+++ SUPPLIED MATERIAL

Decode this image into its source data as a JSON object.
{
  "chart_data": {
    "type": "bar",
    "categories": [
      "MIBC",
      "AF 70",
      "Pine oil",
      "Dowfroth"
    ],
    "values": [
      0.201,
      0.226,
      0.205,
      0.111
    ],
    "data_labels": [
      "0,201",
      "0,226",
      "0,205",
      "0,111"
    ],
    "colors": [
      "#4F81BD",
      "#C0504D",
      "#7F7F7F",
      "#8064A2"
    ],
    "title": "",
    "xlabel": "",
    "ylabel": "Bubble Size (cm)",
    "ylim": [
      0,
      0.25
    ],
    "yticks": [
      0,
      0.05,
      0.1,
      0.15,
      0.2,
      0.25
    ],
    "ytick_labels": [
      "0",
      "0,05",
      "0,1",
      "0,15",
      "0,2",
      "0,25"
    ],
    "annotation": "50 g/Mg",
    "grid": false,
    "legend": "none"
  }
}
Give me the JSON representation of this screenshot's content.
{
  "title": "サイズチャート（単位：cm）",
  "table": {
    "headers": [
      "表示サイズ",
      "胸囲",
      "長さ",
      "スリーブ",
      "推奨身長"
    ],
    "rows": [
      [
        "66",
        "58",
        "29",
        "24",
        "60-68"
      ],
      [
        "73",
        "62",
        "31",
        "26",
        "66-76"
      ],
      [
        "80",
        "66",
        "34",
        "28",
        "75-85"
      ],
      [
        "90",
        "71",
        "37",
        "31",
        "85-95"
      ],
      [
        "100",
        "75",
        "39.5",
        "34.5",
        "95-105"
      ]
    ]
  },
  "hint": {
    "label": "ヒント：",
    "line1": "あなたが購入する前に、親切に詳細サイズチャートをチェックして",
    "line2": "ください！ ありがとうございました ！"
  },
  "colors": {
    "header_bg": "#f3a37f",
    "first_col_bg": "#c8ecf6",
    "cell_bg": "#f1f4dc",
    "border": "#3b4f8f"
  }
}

++++++

THE PROBLEM. Print the records above in full, exactly.

OUTPUT.
Decode this image into its source data as a JSON object.
{
  "chart_data": {
    "type": "bar",
    "categories": [
      "MIBC",
      "AF 70",
      "Pine oil",
      "Dowfroth"
    ],
    "values": [
      0.201,
      0.226,
      0.205,
      0.111
    ],
    "data_labels": [
      "0,201",
      "0,226",
      "0,205",
      "0,111"
    ],
    "colors": [
      "#4F81BD",
      "#C0504D",
      "#7F7F7F",
      "#8064A2"
    ],
    "title": "",
    "xlabel": "",
    "ylabel": "Bubble Size (cm)",
    "ylim": [
      0,
      0.25
    ],
    "yticks": [
      0,
      0.05,
      0.1,
      0.15,
      0.2,
      0.25
    ],
    "ytick_labels": [
      "0",
      "0,05",
      "0,1",
      "0,15",
      "0,2",
      "0,25"
    ],
    "annotation": "50 g/Mg",
    "grid": false,
    "legend": "none"
  }
}
Give me the JSON representation of this screenshot's content.
{
  "title": "サイズチャート（単位：cm）",
  "table": {
    "headers": [
      "表示サイズ",
      "胸囲",
      "長さ",
      "スリーブ",
      "推奨身長"
    ],
    "rows": [
      [
        "66",
        "58",
        "29",
        "24",
        "60-68"
      ],
      [
        "73",
        "62",
        "31",
        "26",
        "66-76"
      ],
      [
        "80",
        "66",
        "34",
        "28",
        "75-85"
      ],
      [
        "90",
        "71",
        "37",
        "31",
        "85-95"
      ],
      [
        "100",
        "75",
        "39.5",
        "34.5",
        "95-105"
      ]
    ]
  },
  "hint": {
    "label": "ヒント：",
    "line1": "あなたが購入する前に、親切に詳細サイズチャートをチェックして",
    "line2": "ください！ ありがとうございました ！"
  },
  "colors": {
    "header_bg": "#f3a37f",
    "first_col_bg": "#c8ecf6",
    "cell_bg": "#f1f4dc",
    "border": "#3b4f8f"
  }
}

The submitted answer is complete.